Given exercise: How many lines of the data contain the word "OFFICIAL"? Reply with the number alone.

Input for this task:
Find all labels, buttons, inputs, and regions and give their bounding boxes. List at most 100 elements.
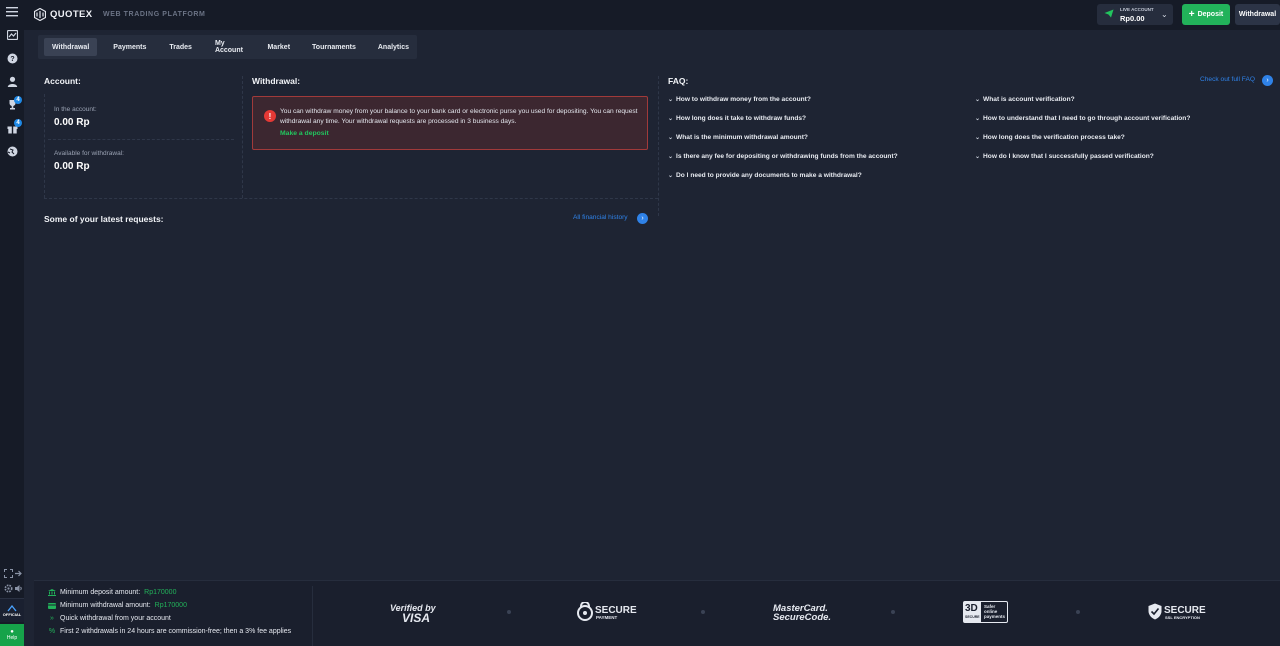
official-badge[interactable]: OFFICIAL [0,598,24,622]
faq-item[interactable]: ⌄ What is the minimum withdrawal amount? [668,134,808,141]
chevron-down-icon: ⌄ [975,97,981,103]
svg-text:?: ? [10,56,14,63]
percent-icon: % [48,628,56,635]
separator-dot [891,610,895,614]
3d-text-3: payments [984,614,1006,619]
official-label: OFFICIAL [2,611,22,617]
min-withdrawal-label: Minimum withdrawal amount: [60,602,151,609]
secure-payment-bottom: PAYMENT [596,615,618,620]
account-selector[interactable]: LIVE ACCOUNT Rp0.00 ⌄ [1097,4,1173,25]
faq-item[interactable]: ⌄ How to understand that I need to go thr… [975,115,1190,122]
quick-withdrawal-text: Quick withdrawal from your account [60,615,171,622]
quotex-logo-icon [34,8,46,21]
chart-icon[interactable] [4,27,20,43]
withdrawal-button[interactable]: Withdrawal [1235,4,1280,25]
divider [44,198,658,199]
faq-question: Is there any fee for depositing or withd… [676,153,898,160]
brand-logo[interactable]: QUOTEX [34,8,93,21]
chevron-down-icon: ⌄ [668,97,674,103]
faq-question: How long does it take to withdraw funds? [676,115,807,122]
faq-item[interactable]: ⌄ What is account verification? [975,96,1075,103]
chevron-down-icon: ⌄ [668,116,674,122]
faq-item[interactable]: ⌄ Do I need to provide any documents to m… [668,172,862,179]
chevron-down-icon: ⌄ [975,154,981,160]
min-withdrawal-value: Rp170000 [154,602,187,609]
double-chevron-icon: » [50,615,54,622]
paper-plane-icon [1104,9,1114,18]
globe-icon[interactable] [4,143,20,159]
faq-question: What is account verification? [983,96,1075,103]
chevron-down-icon: ⌄ [975,116,981,122]
fee-note: First 2 withdrawals in 24 hours are comm… [60,628,292,635]
faq-question: Do I need to provide any documents to ma… [676,172,862,179]
help-label: Help [6,635,18,641]
ssl-bottom: SSL ENCRYPTION [1165,615,1200,620]
lock-icon [577,602,593,621]
brand-name: QUOTEX [50,9,93,20]
financial-history-link[interactable]: All financial history [573,214,628,221]
separator-dot [507,610,511,614]
top-bar: QUOTEX WEB TRADING PLATFORM LIVE ACCOUNT… [24,0,1280,30]
faq-item[interactable]: ⌄ How to withdraw money from the account? [668,96,811,103]
in-account-value: 0.00 Rp [54,117,90,128]
faq-item[interactable]: ⌄ How do I know that I successfully passe… [975,153,1154,160]
tab-analytics[interactable]: Analytics [370,38,417,56]
visa-bottom-text: VISA [402,611,431,625]
min-withdrawal-line: Minimum withdrawal amount: Rp170000 [48,602,187,609]
deposit-button[interactable]: + Deposit [1182,4,1230,25]
separator-dot [701,610,705,614]
withdrawal-title: Withdrawal: [252,76,301,86]
help-button[interactable]: ● Help [0,624,24,646]
quick-withdrawal-line: » Quick withdrawal from your account [48,615,171,622]
tab-tournaments[interactable]: Tournaments [304,38,364,56]
alert-message: You can withdraw money from your balance… [280,108,638,125]
footer-divider [312,586,313,646]
tab-withdrawal[interactable]: Withdrawal [44,38,98,56]
divider [44,94,45,198]
notification-badge: 4 [14,119,22,127]
3d-small-text: SECURE [965,615,980,619]
available-label: Available for withdrawal: [54,150,124,157]
arrow-right-icon[interactable]: › [1262,75,1273,86]
tab-bar: Withdrawal Payments Trades My Account Ma… [38,35,417,59]
available-value: 0.00 Rp [54,161,90,172]
chevron-down-icon: ⌄ [668,135,674,141]
fee-line: % First 2 withdrawals in 24 hours are co… [48,628,291,635]
bank-icon [48,589,56,596]
menu-icon[interactable] [4,4,20,20]
divider [242,76,243,198]
logout-icon[interactable] [10,565,26,581]
help-circle-icon[interactable]: ? [4,50,20,66]
faq-question: How do I know that I successfully passed… [983,153,1154,160]
account-type-label: LIVE ACCOUNT [1120,7,1154,12]
faq-question: How to withdraw money from the account? [676,96,811,103]
faq-item[interactable]: ⌄ Is there any fee for depositing or with… [668,153,898,160]
tab-trades[interactable]: Trades [161,38,200,56]
divider [658,76,659,216]
make-deposit-link[interactable]: Make a deposit [280,130,329,137]
faq-question: What is the minimum withdrawal amount? [676,134,808,141]
plus-icon: + [1188,8,1195,20]
separator-dot [1076,610,1080,614]
tab-payments[interactable]: Payments [105,38,154,56]
in-account-label: In the account: [54,106,97,113]
mastercard-bottom: SecureCode. [773,612,832,623]
requests-title: Some of your latest requests: [44,214,164,224]
arrow-right-icon[interactable]: › [637,213,648,224]
faq-item[interactable]: ⌄ How long does it take to withdraw funds… [668,115,806,122]
chevron-down-icon: ⌄ [668,154,674,160]
full-faq-link[interactable]: Check out full FAQ [1200,76,1255,83]
sound-icon[interactable] [10,580,26,596]
faq-title: FAQ: [668,76,689,86]
faq-question: How to understand that I need to go thro… [983,115,1191,122]
min-deposit-line: Minimum deposit amount: Rp170000 [48,589,176,596]
footer [34,580,1280,646]
account-balance: Rp0.00 [1120,14,1145,23]
3d-big-text: 3D [965,603,978,614]
tab-my-account[interactable]: My Account [207,38,254,56]
faq-item[interactable]: ⌄ How long does the verification process … [975,134,1125,141]
chevron-down-icon: ⌄ [975,135,981,141]
user-icon[interactable] [4,73,20,89]
account-title: Account: [44,76,81,86]
tab-market[interactable]: Market [259,38,298,56]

Exercise output: 2